• _PROBLEM DETAILS_: Write out all of the entries exactly, please.

• _INPUT MATERIAL_:

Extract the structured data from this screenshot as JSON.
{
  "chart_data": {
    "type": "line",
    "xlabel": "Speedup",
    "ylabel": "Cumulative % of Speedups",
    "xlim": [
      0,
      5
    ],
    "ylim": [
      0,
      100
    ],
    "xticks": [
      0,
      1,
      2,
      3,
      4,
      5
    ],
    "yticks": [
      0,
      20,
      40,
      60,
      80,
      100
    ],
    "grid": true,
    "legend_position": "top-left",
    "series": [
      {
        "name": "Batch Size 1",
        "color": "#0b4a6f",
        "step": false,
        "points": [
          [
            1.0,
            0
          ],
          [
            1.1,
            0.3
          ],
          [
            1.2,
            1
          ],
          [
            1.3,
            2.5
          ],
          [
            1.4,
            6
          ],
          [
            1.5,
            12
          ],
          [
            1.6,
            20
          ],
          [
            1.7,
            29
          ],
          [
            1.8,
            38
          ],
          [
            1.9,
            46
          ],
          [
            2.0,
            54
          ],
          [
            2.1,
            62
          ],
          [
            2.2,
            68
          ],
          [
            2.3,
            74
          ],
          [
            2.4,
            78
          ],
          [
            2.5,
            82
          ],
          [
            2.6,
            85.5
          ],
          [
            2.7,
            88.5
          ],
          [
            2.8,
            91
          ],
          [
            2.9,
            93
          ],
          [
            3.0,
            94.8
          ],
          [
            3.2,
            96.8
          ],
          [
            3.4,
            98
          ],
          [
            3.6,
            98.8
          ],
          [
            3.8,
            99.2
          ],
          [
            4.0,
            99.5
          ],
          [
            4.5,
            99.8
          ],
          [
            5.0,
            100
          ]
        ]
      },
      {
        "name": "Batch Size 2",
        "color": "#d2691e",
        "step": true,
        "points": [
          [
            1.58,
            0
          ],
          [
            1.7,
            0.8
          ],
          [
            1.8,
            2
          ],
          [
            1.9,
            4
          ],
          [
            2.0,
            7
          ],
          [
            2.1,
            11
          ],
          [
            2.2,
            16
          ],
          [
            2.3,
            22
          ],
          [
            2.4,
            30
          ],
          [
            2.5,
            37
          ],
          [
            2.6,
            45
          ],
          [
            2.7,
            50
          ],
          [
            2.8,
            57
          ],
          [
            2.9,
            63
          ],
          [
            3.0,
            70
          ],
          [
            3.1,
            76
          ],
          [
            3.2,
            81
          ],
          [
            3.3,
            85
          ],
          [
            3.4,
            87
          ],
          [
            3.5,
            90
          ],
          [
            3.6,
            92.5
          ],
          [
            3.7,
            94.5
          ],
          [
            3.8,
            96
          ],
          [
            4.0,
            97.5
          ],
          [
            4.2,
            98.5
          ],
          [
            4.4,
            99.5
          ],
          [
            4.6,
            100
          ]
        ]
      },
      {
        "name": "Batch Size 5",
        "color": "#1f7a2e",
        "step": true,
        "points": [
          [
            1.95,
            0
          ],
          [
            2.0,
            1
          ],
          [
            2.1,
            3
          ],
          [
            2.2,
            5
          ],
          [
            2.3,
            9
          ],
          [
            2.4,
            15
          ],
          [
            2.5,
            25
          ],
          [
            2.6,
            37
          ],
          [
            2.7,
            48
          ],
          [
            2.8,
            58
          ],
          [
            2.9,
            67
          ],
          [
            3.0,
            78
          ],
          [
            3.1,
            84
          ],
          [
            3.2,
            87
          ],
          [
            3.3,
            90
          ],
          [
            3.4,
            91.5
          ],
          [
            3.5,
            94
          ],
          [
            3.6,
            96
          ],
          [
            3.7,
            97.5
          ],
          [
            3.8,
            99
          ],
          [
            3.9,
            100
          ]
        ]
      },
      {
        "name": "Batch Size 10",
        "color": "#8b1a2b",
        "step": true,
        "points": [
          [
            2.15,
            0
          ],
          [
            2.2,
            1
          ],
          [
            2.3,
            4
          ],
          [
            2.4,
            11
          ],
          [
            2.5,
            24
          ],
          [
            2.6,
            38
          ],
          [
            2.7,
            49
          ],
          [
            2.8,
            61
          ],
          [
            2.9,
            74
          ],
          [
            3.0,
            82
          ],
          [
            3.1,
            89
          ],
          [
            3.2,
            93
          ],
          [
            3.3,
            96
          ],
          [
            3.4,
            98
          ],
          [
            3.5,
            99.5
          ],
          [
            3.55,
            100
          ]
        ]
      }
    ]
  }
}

• _SOLUTION BELOW_:
Extract the structured data from this screenshot as JSON.
{
  "chart_data": {
    "type": "line",
    "xlabel": "Speedup",
    "ylabel": "Cumulative % of Speedups",
    "xlim": [
      0,
      5
    ],
    "ylim": [
      0,
      100
    ],
    "xticks": [
      0,
      1,
      2,
      3,
      4,
      5
    ],
    "yticks": [
      0,
      20,
      40,
      60,
      80,
      100
    ],
    "grid": true,
    "legend_position": "top-left",
    "series": [
      {
        "name": "Batch Size 1",
        "color": "#0b4a6f",
        "step": false,
        "points": [
          [
            1.0,
            0
          ],
          [
            1.1,
            0.3
          ],
          [
            1.2,
            1
          ],
          [
            1.3,
            2.5
          ],
          [
            1.4,
            6
          ],
          [
            1.5,
            12
          ],
          [
            1.6,
            20
          ],
          [
            1.7,
            29
          ],
          [
            1.8,
            38
          ],
          [
            1.9,
            46
          ],
          [
            2.0,
            54
          ],
          [
            2.1,
            62
          ],
          [
            2.2,
            68
          ],
          [
            2.3,
            74
          ],
          [
            2.4,
            78
          ],
          [
            2.5,
            82
          ],
          [
            2.6,
            85.5
          ],
          [
            2.7,
            88.5
          ],
          [
            2.8,
            91
          ],
          [
            2.9,
            93
          ],
          [
            3.0,
            94.8
          ],
          [
            3.2,
            96.8
          ],
          [
            3.4,
            98
          ],
          [
            3.6,
            98.8
          ],
          [
            3.8,
            99.2
          ],
          [
            4.0,
            99.5
          ],
          [
            4.5,
            99.8
          ],
          [
            5.0,
            100
          ]
        ]
      },
      {
        "name": "Batch Size 2",
        "color": "#d2691e",
        "step": true,
        "points": [
          [
            1.58,
            0
          ],
          [
            1.7,
            0.8
          ],
          [
            1.8,
            2
          ],
          [
            1.9,
            4
          ],
          [
            2.0,
            7
          ],
          [
            2.1,
            11
          ],
          [
            2.2,
            16
          ],
          [
            2.3,
            22
          ],
          [
            2.4,
            30
          ],
          [
            2.5,
            37
          ],
          [
            2.6,
            45
          ],
          [
            2.7,
            50
          ],
          [
            2.8,
            57
          ],
          [
            2.9,
            63
          ],
          [
            3.0,
            70
          ],
          [
            3.1,
            76
          ],
          [
            3.2,
            81
          ],
          [
            3.3,
            85
          ],
          [
            3.4,
            87
          ],
          [
            3.5,
            90
          ],
          [
            3.6,
            92.5
          ],
          [
            3.7,
            94.5
          ],
          [
            3.8,
            96
          ],
          [
            4.0,
            97.5
          ],
          [
            4.2,
            98.5
          ],
          [
            4.4,
            99.5
          ],
          [
            4.6,
            100
          ]
        ]
      },
      {
        "name": "Batch Size 5",
        "color": "#1f7a2e",
        "step": true,
        "points": [
          [
            1.95,
            0
          ],
          [
            2.0,
            1
          ],
          [
            2.1,
            3
          ],
          [
            2.2,
            5
          ],
          [
            2.3,
            9
          ],
          [
            2.4,
            15
          ],
          [
            2.5,
            25
          ],
          [
            2.6,
            37
          ],
          [
            2.7,
            48
          ],
          [
            2.8,
            58
          ],
          [
            2.9,
            67
          ],
          [
            3.0,
            78
          ],
          [
            3.1,
            84
          ],
          [
            3.2,
            87
          ],
          [
            3.3,
            90
          ],
          [
            3.4,
            91.5
          ],
          [
            3.5,
            94
          ],
          [
            3.6,
            96
          ],
          [
            3.7,
            97.5
          ],
          [
            3.8,
            99
          ],
          [
            3.9,
            100
          ]
        ]
      },
      {
        "name": "Batch Size 10",
        "color": "#8b1a2b",
        "step": true,
        "points": [
          [
            2.15,
            0
          ],
          [
            2.2,
            1
          ],
          [
            2.3,
            4
          ],
          [
            2.4,
            11
          ],
          [
            2.5,
            24
          ],
          [
            2.6,
            38
          ],
          [
            2.7,
            49
          ],
          [
            2.8,
            61
          ],
          [
            2.9,
            74
          ],
          [
            3.0,
            82
          ],
          [
            3.1,
            89
          ],
          [
            3.2,
            93
          ],
          [
            3.3,
            96
          ],
          [
            3.4,
            98
          ],
          [
            3.5,
            99.5
          ],
          [
            3.55,
            100
          ]
        ]
      }
    ]
  }
}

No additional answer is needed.